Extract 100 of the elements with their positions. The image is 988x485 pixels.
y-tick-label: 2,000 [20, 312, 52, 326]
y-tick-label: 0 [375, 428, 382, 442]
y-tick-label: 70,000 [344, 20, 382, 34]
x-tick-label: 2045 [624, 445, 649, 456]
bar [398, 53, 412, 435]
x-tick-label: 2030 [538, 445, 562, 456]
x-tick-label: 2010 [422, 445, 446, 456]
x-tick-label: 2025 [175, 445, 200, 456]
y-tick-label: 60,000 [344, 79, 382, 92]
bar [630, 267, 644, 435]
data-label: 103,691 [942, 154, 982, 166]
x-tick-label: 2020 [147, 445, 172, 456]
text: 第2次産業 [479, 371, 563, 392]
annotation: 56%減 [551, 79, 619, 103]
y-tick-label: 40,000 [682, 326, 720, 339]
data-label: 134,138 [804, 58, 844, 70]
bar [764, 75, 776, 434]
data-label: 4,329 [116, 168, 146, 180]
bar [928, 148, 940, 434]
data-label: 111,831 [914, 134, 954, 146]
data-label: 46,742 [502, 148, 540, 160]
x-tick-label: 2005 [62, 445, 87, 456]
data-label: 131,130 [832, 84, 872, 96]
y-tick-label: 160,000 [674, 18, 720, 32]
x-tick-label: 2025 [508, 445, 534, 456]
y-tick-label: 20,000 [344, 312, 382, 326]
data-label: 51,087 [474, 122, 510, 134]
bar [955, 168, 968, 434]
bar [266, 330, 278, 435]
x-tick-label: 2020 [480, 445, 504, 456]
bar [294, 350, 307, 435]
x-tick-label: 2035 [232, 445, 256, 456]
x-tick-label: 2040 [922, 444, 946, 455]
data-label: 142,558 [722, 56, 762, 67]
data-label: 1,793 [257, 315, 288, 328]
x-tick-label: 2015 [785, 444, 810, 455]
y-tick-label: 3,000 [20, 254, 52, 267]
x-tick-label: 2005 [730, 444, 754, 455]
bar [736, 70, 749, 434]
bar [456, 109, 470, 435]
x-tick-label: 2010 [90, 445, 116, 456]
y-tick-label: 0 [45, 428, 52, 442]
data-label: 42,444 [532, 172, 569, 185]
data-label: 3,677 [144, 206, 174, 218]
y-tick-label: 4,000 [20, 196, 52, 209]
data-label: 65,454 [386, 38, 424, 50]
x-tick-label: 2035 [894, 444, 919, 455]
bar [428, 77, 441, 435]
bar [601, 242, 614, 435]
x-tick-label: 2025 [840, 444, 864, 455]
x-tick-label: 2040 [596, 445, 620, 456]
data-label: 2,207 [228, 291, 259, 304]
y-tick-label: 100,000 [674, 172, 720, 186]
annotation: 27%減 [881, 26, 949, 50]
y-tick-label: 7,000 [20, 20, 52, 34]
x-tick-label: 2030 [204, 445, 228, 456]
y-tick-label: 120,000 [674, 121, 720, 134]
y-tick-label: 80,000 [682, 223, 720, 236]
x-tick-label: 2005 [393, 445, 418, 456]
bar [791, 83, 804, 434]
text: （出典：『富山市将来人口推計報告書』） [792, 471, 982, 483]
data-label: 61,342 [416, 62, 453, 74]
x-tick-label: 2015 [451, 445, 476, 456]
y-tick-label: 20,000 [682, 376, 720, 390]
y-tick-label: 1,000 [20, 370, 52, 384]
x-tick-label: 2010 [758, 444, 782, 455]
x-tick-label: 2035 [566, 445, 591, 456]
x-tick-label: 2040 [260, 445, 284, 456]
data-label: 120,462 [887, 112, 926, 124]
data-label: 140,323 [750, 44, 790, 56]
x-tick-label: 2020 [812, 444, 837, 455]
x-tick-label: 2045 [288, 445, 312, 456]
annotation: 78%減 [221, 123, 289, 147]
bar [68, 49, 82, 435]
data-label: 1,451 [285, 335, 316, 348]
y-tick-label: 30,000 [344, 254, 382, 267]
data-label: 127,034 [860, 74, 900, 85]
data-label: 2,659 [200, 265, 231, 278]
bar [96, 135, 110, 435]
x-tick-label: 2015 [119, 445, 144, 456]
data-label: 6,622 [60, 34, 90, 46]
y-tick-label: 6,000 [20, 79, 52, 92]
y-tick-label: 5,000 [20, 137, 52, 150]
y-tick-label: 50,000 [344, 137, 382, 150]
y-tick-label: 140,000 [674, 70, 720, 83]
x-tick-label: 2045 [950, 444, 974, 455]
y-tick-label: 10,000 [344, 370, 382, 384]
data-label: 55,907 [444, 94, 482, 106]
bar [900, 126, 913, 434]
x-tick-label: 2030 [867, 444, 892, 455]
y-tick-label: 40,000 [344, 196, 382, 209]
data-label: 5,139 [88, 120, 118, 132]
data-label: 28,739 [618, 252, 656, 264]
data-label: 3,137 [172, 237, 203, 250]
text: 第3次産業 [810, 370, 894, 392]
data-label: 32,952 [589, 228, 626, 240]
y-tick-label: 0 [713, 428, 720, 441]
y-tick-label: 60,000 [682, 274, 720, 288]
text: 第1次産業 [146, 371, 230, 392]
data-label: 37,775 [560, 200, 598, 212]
------------------------
> _EXERCISE TASK_
Copy out verbatim the lines of the records above, from the first line through the line containing "y-tick-label: 40,000 [682, 326, 720, 339]".

> _EXERCISE OUTPUT_
Extract 100 of the elements with their positions. The image is 988x485 pixels.
y-tick-label: 2,000 [20, 312, 52, 326]
y-tick-label: 0 [375, 428, 382, 442]
y-tick-label: 70,000 [344, 20, 382, 34]
x-tick-label: 2045 [624, 445, 649, 456]
bar [398, 53, 412, 435]
x-tick-label: 2030 [538, 445, 562, 456]
x-tick-label: 2010 [422, 445, 446, 456]
x-tick-label: 2025 [175, 445, 200, 456]
y-tick-label: 60,000 [344, 79, 382, 92]
bar [630, 267, 644, 435]
data-label: 103,691 [942, 154, 982, 166]
x-tick-label: 2020 [147, 445, 172, 456]
text: 第2次産業 [479, 371, 563, 392]
annotation: 56%減 [551, 79, 619, 103]
y-tick-label: 40,000 [682, 326, 720, 339]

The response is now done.